Figure content listings
+ + + + +

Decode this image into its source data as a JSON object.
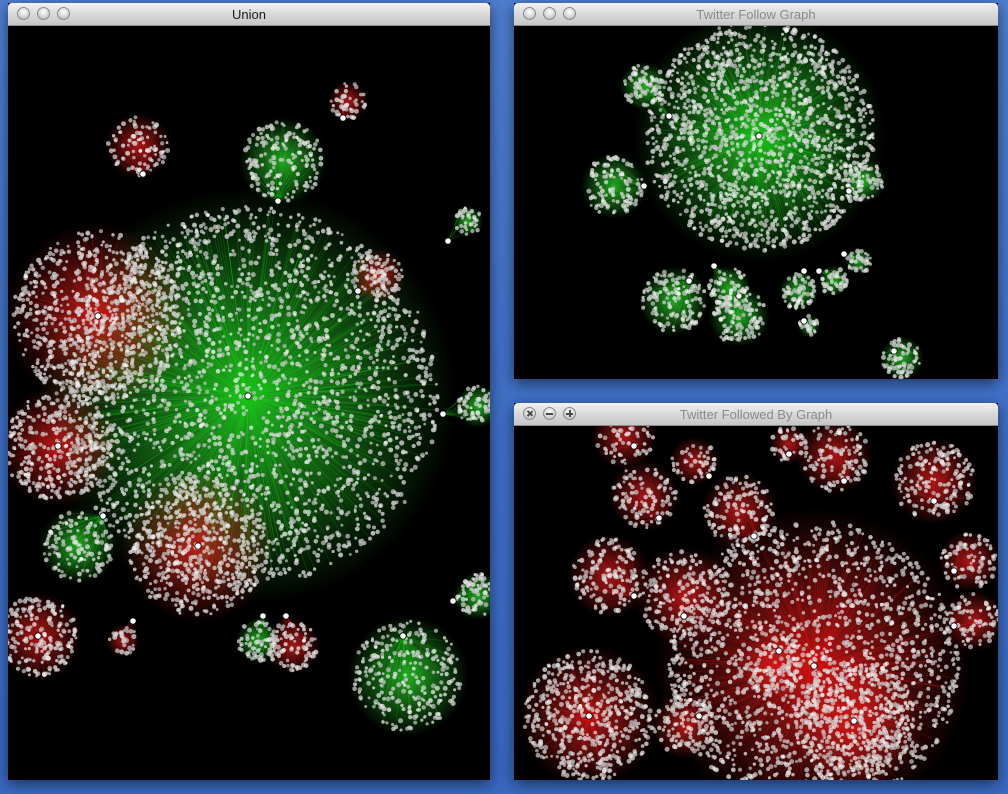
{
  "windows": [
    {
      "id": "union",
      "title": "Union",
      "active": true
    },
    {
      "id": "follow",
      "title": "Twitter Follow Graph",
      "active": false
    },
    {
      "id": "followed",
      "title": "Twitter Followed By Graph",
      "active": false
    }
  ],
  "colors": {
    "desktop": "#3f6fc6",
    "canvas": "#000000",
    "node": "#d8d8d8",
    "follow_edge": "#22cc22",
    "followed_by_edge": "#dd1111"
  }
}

+ + + + +

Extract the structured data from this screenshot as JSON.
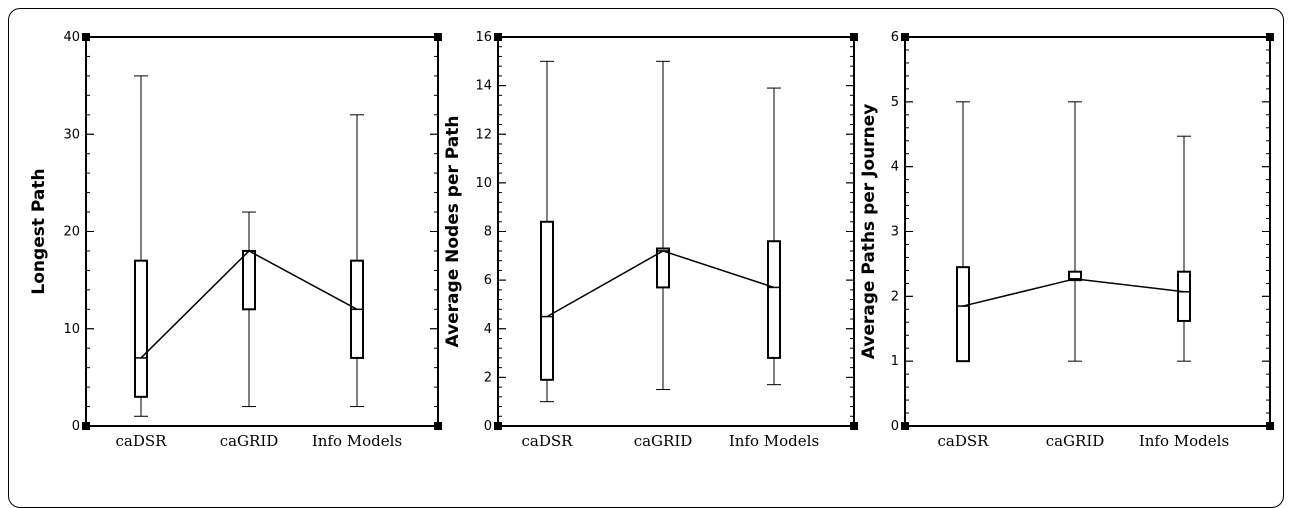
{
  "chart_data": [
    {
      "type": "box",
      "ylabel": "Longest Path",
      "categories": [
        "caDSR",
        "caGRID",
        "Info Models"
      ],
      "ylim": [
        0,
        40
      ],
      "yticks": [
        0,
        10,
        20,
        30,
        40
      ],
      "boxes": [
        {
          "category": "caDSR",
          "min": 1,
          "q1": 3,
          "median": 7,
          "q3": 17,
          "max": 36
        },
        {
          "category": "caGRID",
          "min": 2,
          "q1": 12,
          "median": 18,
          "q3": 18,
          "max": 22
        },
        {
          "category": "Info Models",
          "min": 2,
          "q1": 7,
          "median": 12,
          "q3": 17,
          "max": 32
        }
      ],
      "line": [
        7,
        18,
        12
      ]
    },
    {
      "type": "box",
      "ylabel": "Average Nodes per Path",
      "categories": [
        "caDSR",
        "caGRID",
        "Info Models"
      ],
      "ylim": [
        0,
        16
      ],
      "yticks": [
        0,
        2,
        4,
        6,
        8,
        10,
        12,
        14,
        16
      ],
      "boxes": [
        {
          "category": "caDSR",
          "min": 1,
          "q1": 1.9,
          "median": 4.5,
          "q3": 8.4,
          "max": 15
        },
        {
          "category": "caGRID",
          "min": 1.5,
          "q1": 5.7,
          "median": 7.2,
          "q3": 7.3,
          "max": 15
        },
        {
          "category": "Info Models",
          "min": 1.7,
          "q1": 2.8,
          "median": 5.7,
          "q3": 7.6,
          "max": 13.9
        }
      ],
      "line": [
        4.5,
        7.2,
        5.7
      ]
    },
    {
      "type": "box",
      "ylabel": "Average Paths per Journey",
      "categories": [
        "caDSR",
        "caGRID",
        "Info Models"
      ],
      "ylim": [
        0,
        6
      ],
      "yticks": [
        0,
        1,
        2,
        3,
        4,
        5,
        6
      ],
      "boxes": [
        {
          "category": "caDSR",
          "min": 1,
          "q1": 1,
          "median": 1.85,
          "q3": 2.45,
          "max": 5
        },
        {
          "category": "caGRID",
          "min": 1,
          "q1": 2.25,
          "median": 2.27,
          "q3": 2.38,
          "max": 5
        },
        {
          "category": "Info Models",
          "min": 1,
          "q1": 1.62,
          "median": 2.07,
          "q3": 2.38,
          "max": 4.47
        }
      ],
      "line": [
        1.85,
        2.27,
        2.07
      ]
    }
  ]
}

+ + + + +

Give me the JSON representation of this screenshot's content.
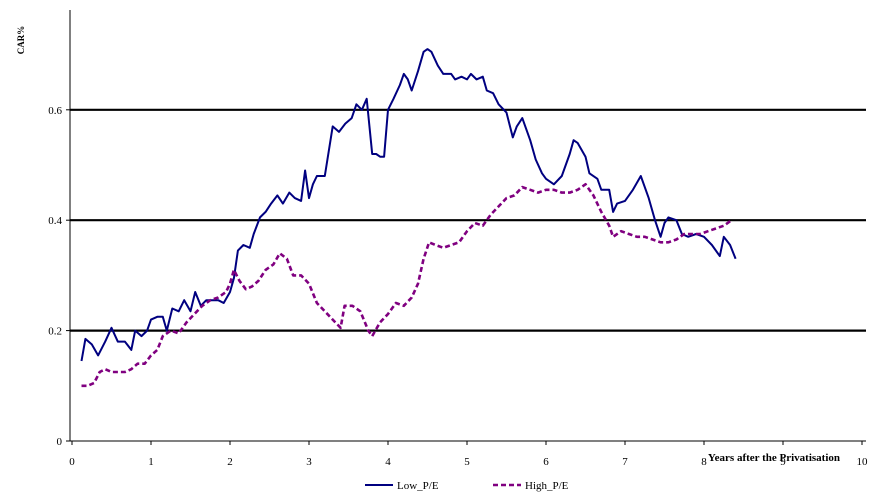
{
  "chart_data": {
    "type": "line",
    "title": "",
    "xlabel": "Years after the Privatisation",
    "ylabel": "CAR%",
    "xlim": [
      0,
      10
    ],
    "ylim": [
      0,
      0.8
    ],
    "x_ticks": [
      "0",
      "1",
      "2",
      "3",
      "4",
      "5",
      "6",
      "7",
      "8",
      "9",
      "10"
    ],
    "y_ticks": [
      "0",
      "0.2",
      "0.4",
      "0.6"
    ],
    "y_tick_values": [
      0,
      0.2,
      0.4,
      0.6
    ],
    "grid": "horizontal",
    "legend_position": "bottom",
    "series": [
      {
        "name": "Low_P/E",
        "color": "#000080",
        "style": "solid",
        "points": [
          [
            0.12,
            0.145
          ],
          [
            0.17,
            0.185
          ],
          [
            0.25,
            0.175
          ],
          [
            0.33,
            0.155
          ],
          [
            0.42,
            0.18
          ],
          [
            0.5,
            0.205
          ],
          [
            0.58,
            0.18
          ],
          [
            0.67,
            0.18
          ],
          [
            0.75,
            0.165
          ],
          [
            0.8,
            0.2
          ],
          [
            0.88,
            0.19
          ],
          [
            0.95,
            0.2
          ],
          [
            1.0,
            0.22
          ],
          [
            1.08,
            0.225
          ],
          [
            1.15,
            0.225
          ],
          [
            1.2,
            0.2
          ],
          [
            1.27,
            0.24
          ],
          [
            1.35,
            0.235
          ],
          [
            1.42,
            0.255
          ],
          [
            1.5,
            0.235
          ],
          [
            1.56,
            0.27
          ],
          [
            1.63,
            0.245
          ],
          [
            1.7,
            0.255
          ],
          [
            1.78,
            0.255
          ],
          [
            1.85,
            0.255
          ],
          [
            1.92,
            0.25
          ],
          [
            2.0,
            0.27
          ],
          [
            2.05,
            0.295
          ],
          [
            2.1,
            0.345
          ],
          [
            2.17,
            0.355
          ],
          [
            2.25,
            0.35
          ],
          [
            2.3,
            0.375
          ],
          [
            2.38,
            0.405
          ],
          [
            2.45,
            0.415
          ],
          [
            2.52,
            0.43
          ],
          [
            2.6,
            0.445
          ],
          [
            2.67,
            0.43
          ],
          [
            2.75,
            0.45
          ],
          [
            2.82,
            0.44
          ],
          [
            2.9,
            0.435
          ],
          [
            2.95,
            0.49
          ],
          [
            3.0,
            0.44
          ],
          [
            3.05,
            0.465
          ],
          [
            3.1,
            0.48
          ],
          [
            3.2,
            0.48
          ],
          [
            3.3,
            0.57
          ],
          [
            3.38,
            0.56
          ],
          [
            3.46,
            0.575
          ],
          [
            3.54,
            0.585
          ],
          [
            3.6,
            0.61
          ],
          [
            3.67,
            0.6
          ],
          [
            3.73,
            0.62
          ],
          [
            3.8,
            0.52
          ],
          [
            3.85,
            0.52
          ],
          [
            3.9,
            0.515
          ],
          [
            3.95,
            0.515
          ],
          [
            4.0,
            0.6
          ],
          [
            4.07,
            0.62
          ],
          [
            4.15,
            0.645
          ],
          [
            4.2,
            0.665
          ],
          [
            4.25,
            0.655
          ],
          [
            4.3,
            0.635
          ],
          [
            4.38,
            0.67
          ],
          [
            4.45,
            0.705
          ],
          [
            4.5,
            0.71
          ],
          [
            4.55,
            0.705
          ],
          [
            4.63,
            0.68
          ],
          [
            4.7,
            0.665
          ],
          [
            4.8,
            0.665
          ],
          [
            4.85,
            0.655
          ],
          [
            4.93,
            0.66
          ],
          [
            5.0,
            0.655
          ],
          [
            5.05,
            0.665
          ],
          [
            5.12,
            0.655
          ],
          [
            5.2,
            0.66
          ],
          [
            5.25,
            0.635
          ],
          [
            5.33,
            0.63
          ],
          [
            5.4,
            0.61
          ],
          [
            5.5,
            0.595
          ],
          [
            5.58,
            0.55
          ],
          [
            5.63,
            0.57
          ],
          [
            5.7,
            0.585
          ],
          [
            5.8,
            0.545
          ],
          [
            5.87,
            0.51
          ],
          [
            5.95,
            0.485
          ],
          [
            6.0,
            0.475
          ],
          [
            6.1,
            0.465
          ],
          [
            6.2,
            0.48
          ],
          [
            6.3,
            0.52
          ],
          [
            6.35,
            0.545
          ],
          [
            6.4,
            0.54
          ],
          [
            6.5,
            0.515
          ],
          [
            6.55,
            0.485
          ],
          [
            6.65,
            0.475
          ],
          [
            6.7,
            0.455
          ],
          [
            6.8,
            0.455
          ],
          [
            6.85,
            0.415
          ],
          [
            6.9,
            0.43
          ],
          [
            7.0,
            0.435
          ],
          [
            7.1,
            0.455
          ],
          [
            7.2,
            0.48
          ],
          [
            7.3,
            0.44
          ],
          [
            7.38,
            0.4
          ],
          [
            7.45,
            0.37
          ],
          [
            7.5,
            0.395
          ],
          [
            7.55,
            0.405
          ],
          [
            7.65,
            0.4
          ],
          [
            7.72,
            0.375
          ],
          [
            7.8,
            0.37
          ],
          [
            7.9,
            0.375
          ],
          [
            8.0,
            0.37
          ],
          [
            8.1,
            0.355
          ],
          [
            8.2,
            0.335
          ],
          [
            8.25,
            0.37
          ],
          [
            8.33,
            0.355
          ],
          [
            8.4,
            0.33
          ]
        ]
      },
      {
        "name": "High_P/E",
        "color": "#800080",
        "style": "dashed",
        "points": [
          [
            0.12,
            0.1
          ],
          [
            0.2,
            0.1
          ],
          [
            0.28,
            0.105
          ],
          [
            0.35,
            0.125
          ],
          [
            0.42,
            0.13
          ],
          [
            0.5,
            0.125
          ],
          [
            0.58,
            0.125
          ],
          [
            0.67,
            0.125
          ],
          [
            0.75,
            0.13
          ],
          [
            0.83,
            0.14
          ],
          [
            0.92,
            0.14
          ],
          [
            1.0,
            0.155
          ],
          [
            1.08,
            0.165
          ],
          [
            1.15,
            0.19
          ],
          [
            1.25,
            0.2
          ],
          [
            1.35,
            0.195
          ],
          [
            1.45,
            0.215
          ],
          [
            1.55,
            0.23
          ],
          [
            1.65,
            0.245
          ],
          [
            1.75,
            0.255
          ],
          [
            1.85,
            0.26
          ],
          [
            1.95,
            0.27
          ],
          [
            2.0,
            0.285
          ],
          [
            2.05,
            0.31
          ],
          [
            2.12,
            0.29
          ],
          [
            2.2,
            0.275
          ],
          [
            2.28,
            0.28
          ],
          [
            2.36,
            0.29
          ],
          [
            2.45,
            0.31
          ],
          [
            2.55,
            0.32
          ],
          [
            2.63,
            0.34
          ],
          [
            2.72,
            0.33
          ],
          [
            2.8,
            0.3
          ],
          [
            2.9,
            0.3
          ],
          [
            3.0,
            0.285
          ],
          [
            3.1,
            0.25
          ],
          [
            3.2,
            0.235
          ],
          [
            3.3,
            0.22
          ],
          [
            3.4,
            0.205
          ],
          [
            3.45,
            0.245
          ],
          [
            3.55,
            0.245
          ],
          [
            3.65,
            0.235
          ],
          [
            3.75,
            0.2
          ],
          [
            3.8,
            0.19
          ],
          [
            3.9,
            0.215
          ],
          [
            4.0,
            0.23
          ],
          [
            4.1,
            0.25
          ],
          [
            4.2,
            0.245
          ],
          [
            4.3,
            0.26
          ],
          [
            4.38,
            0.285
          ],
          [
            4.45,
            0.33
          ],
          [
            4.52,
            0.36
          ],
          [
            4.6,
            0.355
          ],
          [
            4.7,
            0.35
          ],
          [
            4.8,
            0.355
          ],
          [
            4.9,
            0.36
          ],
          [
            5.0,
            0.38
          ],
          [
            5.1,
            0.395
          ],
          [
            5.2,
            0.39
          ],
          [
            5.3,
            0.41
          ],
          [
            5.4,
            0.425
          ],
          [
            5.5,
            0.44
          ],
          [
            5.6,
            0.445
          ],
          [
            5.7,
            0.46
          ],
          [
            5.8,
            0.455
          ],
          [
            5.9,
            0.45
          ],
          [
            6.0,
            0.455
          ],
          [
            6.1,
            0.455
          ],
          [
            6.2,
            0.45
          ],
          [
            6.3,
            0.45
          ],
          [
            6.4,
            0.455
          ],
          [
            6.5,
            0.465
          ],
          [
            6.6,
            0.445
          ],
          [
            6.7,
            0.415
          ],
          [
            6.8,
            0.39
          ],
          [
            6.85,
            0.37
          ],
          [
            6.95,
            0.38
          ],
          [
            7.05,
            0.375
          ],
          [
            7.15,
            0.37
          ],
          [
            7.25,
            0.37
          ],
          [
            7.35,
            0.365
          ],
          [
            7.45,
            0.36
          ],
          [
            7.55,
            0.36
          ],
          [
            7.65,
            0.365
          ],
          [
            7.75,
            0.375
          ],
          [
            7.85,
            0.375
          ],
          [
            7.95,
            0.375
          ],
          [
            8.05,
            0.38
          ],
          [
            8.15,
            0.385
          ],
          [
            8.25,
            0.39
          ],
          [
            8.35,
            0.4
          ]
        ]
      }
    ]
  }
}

+ + + + +

SHORT TASK: Go through the material and copy out every line with "Twitter" in it.

ANSWER FOR THE TASK:
      "title": "Twitter Follow Graph",
      "title": "Twitter Followed By Graph",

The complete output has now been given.